— BEGIN RECORD SET —

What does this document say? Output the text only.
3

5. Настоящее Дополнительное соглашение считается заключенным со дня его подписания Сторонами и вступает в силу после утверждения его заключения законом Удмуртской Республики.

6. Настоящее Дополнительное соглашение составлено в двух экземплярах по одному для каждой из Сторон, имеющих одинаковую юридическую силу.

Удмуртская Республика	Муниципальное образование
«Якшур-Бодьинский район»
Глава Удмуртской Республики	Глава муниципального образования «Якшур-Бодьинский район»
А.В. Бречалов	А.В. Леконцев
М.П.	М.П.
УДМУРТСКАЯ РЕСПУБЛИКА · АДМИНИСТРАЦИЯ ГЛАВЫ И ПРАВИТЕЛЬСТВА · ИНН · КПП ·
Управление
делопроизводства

— END RECORD SET —

Search the listing for the word "Дополнительное". Copy every line in which it occurs.

**SOLUTION TO THE PROBLEM**
5. Настоящее Дополнительное соглашение считается заключенным со дня его подписания Сторонами и вступает в силу после утверждения его заключения законом Удмуртской Республики.
6. Настоящее Дополнительное соглашение составлено в двух экземплярах по одному для каждой из Сторон, имеющих одинаковую юридическую силу.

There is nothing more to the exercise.